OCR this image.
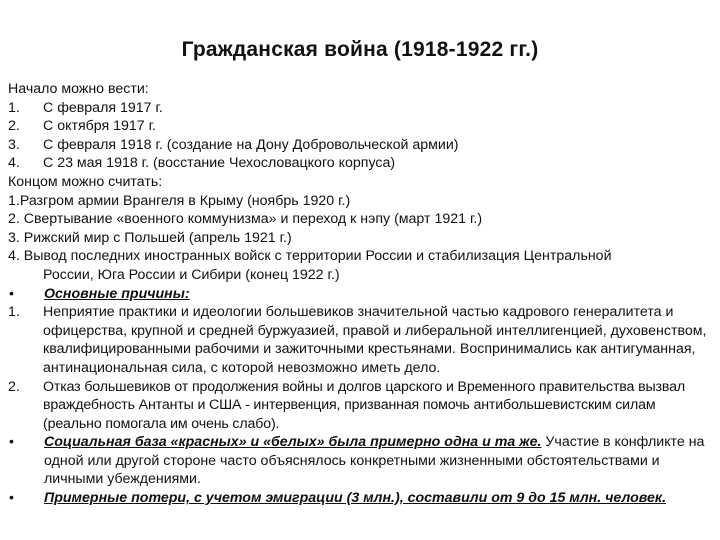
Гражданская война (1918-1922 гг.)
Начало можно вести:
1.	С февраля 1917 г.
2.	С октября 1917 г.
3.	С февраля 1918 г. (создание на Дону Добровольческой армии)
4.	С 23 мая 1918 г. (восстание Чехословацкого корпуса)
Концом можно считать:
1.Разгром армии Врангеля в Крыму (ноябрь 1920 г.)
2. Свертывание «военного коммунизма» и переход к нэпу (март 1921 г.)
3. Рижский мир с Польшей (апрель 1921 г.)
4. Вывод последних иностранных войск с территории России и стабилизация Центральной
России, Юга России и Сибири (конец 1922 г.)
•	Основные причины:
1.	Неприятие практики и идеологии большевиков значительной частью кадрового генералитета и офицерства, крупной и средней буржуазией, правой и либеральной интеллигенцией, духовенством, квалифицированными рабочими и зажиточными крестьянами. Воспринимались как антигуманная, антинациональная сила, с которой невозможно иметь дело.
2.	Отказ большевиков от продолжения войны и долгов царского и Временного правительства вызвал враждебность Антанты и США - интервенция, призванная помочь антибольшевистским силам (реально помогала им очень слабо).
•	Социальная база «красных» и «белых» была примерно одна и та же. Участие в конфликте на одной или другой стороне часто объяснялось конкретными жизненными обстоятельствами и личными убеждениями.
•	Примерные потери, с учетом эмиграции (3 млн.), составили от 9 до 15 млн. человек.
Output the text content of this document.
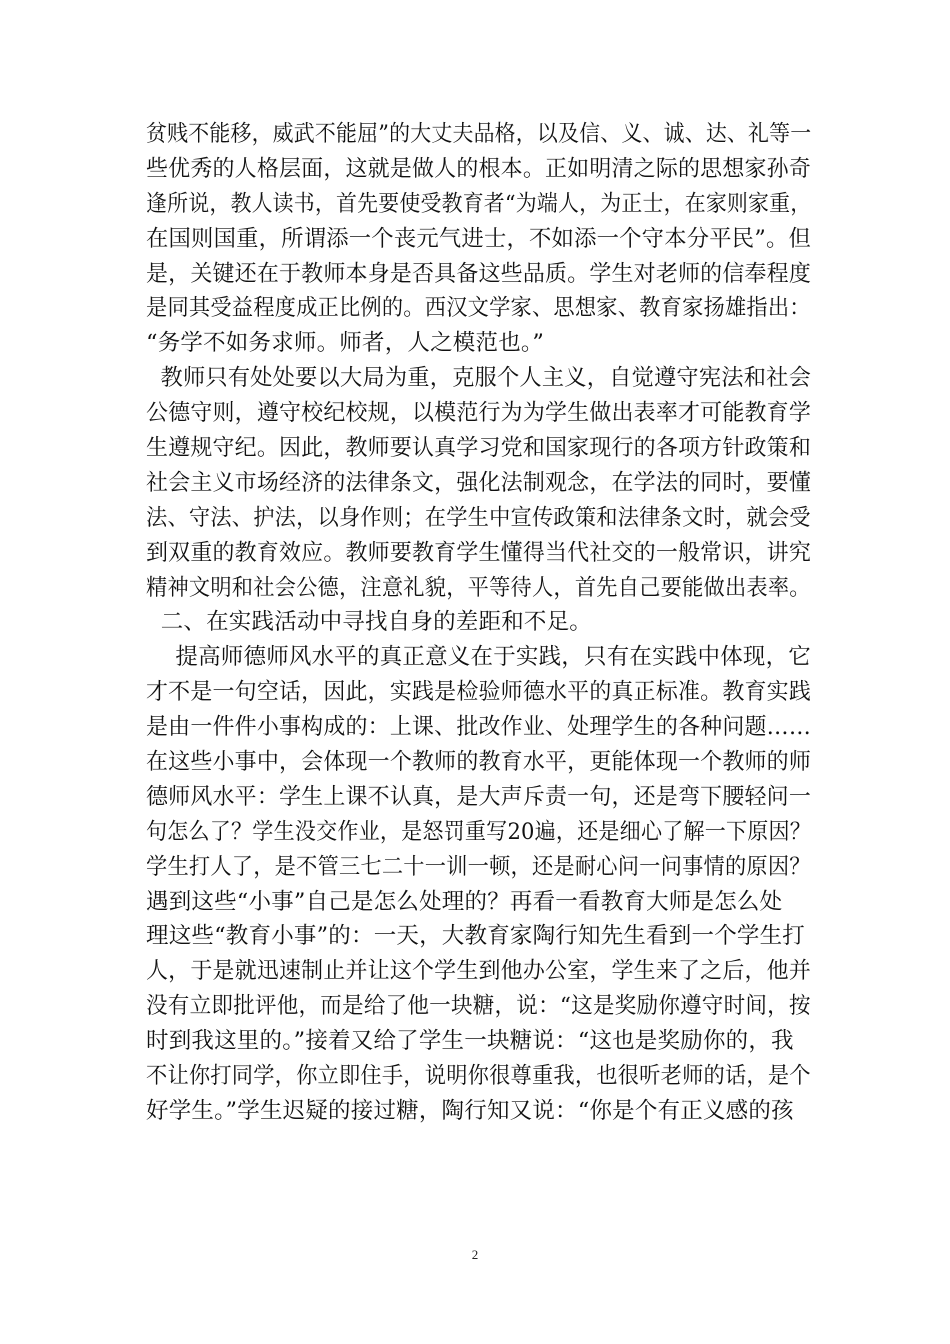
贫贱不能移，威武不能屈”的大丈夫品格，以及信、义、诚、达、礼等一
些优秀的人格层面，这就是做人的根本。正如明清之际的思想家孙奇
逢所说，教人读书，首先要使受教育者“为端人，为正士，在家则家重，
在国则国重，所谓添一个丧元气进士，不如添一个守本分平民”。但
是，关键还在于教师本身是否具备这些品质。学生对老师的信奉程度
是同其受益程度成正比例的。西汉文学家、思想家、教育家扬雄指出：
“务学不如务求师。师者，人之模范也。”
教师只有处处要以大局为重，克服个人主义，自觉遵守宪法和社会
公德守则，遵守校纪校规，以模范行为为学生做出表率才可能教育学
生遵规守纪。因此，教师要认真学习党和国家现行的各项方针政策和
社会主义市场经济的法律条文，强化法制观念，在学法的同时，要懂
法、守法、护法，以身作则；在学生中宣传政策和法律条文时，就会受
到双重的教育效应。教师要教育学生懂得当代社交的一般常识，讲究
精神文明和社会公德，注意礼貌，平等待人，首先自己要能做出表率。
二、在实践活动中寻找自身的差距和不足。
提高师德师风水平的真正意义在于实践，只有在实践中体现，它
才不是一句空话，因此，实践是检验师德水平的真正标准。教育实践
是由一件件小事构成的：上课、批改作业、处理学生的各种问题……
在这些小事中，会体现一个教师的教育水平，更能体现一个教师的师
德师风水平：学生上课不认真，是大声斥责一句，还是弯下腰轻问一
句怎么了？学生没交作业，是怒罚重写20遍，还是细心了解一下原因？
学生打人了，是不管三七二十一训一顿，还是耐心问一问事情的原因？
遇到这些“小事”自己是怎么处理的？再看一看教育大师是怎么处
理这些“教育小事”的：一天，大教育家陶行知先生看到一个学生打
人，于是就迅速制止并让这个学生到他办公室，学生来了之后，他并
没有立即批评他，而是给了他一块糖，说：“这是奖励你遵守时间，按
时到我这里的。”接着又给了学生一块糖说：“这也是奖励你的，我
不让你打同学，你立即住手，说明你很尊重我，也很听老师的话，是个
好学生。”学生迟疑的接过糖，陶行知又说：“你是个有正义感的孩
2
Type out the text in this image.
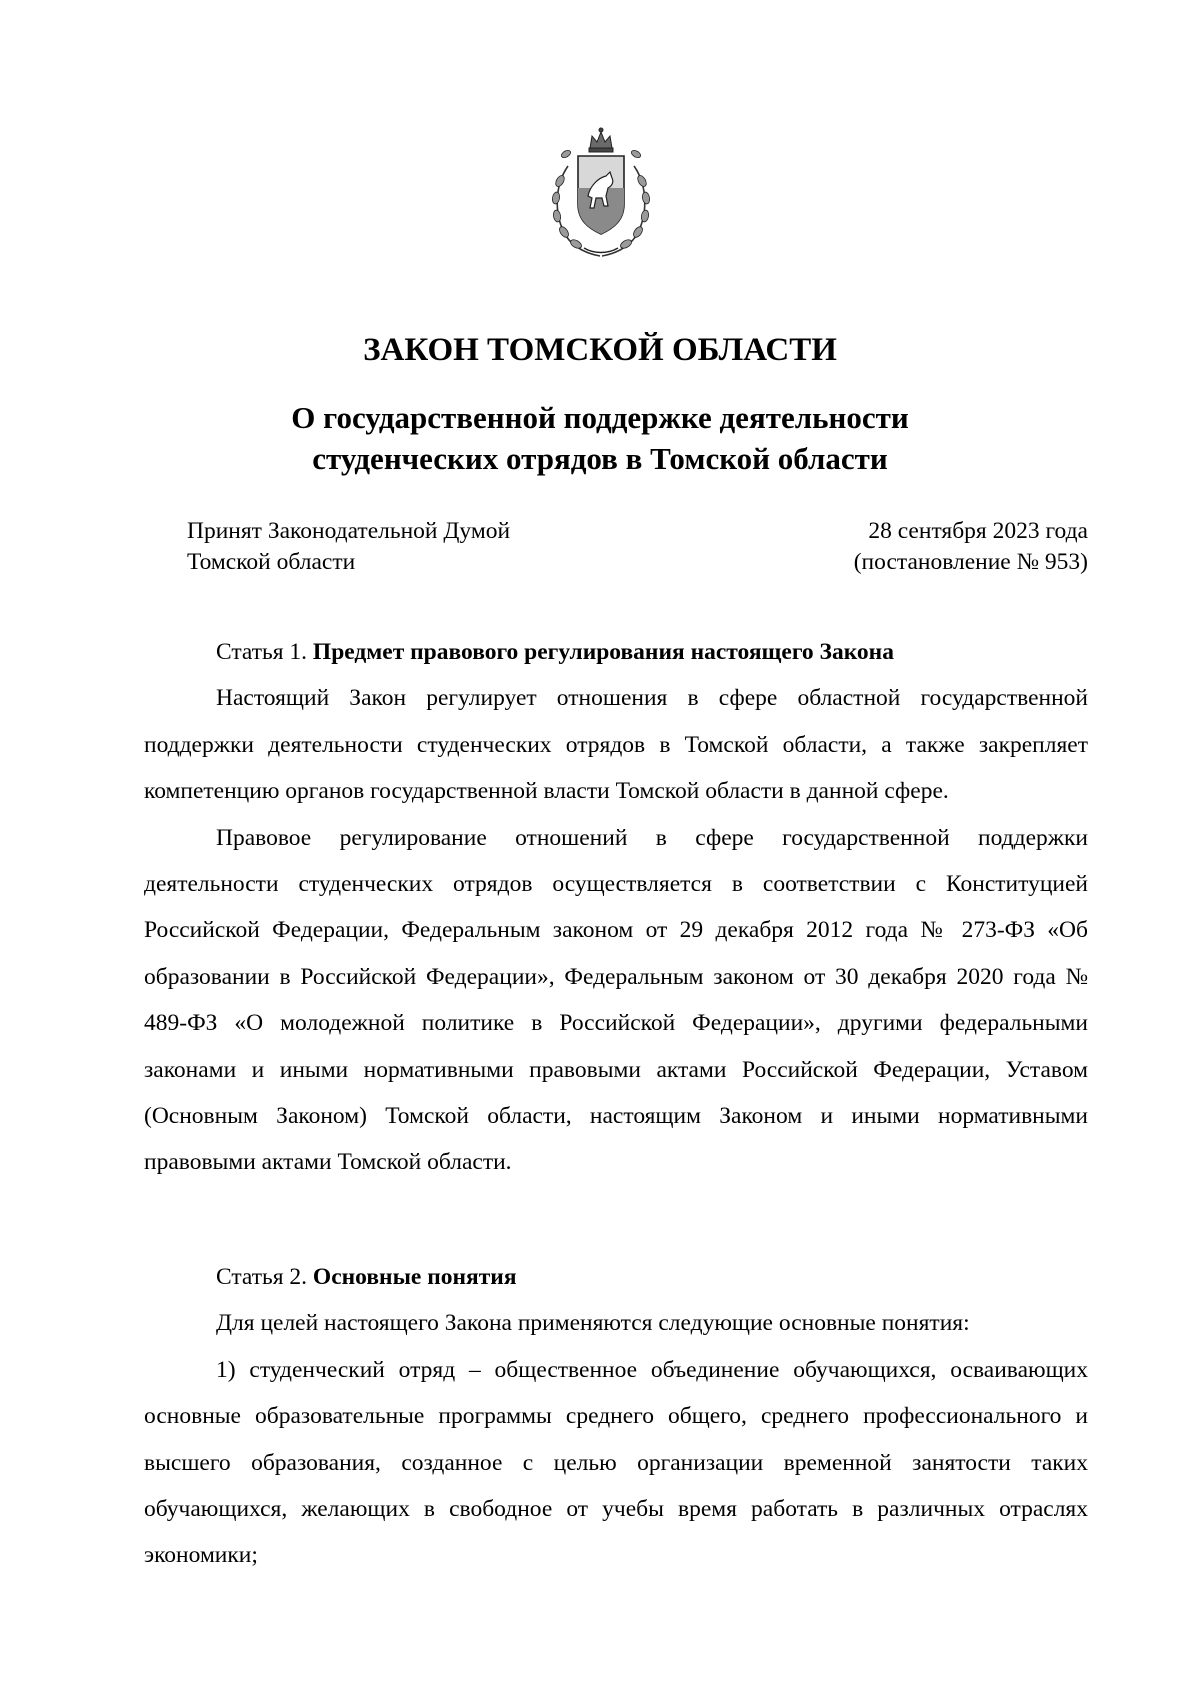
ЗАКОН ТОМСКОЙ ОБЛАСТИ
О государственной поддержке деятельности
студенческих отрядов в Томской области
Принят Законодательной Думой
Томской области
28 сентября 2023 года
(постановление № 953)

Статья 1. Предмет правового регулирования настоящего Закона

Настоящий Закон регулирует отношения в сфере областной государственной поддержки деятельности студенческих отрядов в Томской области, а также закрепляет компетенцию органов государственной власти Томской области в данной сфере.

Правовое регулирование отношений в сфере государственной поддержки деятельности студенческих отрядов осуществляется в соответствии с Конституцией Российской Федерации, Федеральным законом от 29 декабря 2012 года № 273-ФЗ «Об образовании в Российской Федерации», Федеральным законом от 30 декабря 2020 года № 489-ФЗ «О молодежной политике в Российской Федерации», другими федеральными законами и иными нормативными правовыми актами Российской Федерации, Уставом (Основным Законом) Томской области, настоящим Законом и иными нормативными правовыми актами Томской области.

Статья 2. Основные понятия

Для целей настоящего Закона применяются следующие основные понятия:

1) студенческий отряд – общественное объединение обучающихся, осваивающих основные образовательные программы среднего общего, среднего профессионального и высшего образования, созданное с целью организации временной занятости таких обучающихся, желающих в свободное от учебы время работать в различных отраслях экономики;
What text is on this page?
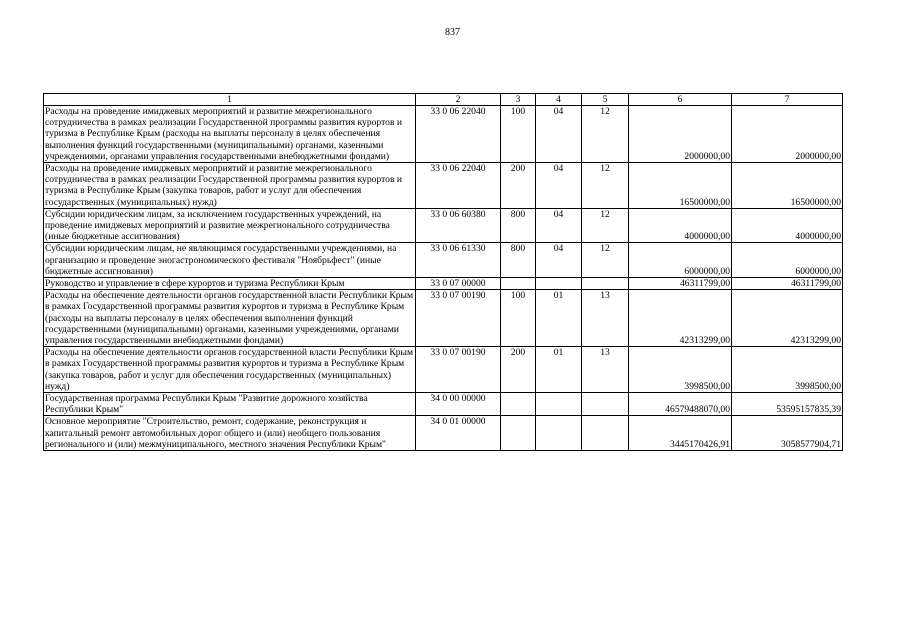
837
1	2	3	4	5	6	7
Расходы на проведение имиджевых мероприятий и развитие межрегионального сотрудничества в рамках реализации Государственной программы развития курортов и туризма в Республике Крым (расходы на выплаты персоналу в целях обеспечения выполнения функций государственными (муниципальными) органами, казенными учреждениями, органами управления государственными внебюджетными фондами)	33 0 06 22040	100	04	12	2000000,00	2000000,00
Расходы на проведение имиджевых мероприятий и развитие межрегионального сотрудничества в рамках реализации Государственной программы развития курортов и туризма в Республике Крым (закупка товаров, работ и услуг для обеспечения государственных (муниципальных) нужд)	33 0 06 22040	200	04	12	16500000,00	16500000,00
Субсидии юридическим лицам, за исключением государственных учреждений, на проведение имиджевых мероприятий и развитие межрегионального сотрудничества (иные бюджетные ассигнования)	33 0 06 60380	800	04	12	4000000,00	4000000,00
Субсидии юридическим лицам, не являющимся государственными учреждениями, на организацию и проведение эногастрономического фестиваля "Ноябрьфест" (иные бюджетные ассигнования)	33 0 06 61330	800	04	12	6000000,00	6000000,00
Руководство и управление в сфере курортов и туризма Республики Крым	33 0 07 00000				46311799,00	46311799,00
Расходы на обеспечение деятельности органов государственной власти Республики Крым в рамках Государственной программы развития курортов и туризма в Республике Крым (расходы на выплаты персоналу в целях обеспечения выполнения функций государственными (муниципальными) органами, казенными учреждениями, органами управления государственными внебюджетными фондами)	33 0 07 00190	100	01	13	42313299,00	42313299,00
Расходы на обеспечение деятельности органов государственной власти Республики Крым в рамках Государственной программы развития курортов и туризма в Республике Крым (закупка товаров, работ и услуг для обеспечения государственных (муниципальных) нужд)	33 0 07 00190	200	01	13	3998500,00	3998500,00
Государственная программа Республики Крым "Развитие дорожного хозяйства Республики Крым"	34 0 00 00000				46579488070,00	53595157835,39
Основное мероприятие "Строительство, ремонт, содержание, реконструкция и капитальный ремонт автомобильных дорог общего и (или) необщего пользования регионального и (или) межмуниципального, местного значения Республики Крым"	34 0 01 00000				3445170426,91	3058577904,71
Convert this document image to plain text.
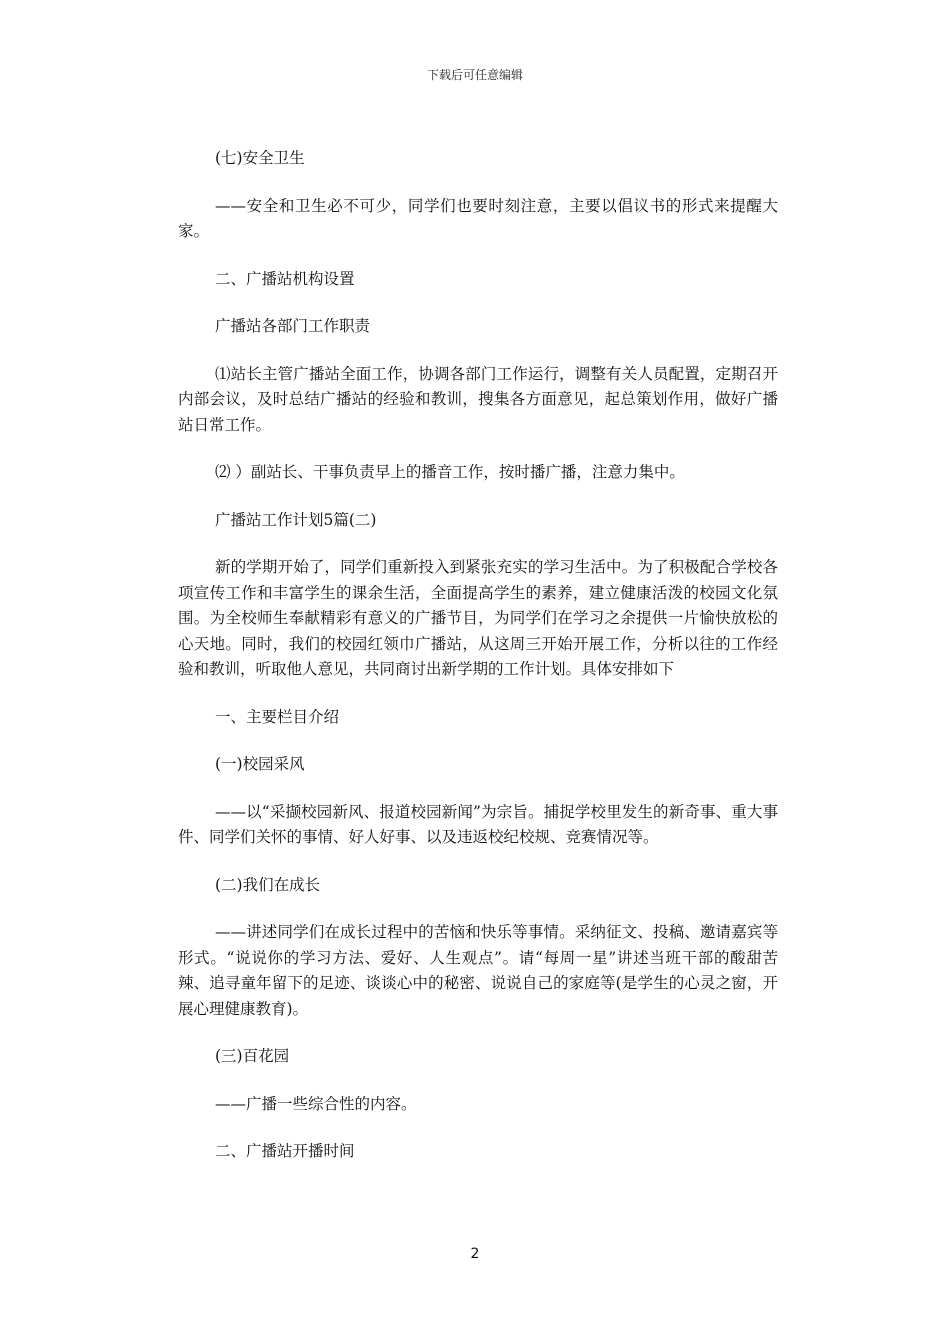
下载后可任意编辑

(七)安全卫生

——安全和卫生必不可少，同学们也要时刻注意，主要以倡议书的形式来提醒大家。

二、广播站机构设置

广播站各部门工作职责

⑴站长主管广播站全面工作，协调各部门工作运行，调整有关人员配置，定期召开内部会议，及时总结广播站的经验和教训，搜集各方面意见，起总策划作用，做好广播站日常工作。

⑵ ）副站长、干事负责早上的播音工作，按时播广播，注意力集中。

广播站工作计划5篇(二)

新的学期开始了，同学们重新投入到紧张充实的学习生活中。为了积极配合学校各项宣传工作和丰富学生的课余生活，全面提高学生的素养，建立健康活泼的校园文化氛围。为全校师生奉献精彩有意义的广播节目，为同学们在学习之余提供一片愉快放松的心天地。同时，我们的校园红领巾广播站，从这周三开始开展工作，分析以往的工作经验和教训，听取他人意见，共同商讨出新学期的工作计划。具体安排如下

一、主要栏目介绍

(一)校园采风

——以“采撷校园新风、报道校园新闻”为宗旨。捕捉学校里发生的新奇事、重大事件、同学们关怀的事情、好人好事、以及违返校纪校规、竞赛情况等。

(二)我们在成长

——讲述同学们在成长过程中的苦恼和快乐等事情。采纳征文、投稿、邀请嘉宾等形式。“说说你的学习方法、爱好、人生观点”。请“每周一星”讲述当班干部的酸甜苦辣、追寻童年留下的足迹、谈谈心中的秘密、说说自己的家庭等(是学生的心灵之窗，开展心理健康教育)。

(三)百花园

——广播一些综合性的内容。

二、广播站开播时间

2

_ _ _ _ _ _ _

WHAT TO WORK ON -
In the records above, find each line that holds the word "text"; copy all such lines.

OUTPUT OF THE TASK -
Output the text content of this document.
Type out the text in this image.
What text is on this page?
Convert this document image to plain text.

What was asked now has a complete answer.